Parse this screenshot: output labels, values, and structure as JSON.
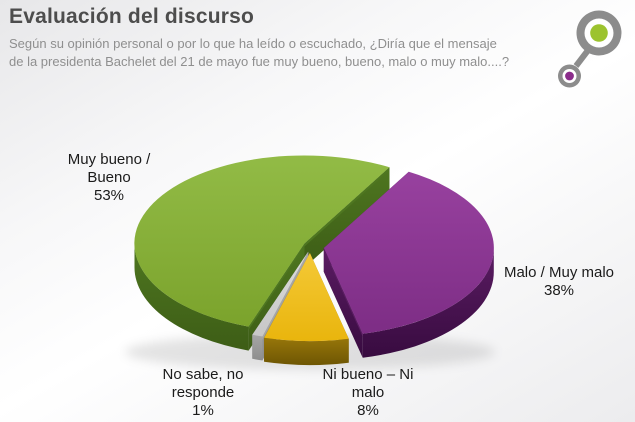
----
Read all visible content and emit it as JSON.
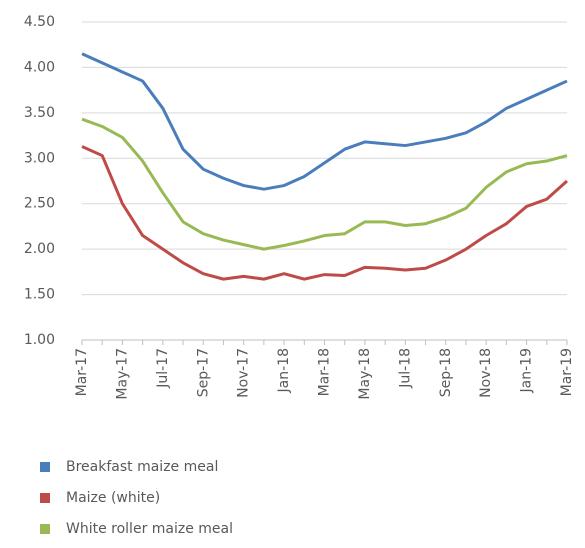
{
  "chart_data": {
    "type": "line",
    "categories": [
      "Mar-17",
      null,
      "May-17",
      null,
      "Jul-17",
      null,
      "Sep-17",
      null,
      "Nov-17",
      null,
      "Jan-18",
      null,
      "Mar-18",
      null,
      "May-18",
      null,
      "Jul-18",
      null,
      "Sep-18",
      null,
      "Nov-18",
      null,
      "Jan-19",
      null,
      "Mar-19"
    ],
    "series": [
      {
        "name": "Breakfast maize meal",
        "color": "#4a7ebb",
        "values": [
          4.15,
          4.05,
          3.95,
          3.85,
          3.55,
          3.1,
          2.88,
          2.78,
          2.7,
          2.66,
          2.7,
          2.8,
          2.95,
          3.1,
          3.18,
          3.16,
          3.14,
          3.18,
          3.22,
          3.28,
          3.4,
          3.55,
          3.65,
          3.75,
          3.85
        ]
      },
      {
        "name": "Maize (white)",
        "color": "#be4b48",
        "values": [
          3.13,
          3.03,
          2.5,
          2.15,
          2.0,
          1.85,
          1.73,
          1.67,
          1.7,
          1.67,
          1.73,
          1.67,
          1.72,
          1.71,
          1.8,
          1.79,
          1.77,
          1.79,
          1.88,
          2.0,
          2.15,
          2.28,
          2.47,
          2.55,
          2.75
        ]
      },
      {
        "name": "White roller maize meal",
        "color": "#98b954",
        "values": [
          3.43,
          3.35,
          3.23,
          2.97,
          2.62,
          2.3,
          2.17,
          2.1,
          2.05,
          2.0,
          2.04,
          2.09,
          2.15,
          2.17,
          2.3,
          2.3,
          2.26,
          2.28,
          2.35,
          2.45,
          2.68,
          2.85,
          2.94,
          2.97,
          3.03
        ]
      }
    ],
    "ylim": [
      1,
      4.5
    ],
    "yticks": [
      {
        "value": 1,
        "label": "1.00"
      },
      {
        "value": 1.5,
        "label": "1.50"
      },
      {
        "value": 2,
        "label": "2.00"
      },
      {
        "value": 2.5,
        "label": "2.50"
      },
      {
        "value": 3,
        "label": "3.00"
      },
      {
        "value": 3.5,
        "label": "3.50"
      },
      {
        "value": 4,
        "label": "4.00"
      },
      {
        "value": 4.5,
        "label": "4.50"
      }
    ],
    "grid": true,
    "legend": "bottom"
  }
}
----
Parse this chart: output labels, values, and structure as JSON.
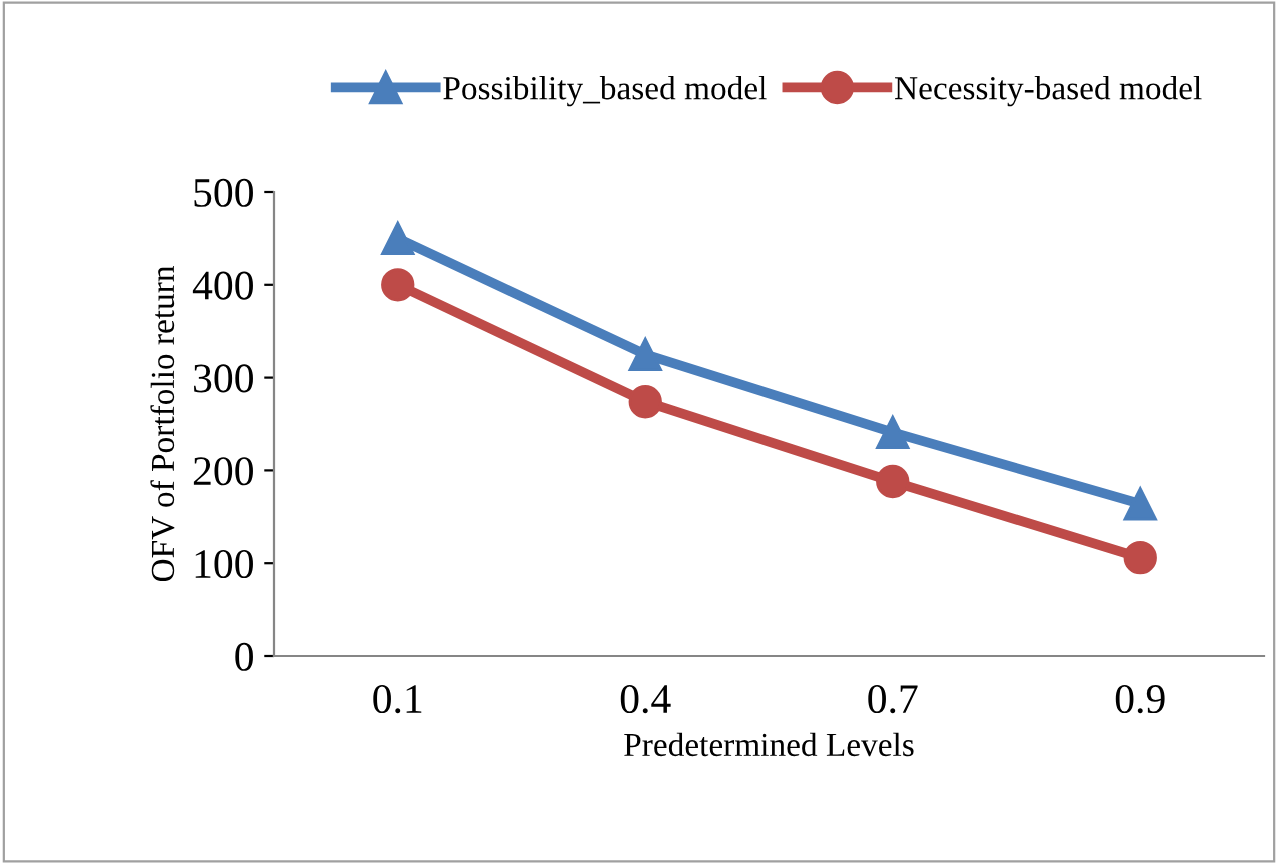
----
# EXERCISE DIRECTIONS
Search the data above for lines holding "Parse" and copy each of them.

# WRITTEN ANSWER
Parse this screenshot: output labels, values, and structure as JSON.
Parse this chart: output labels, values, and structure as JSON.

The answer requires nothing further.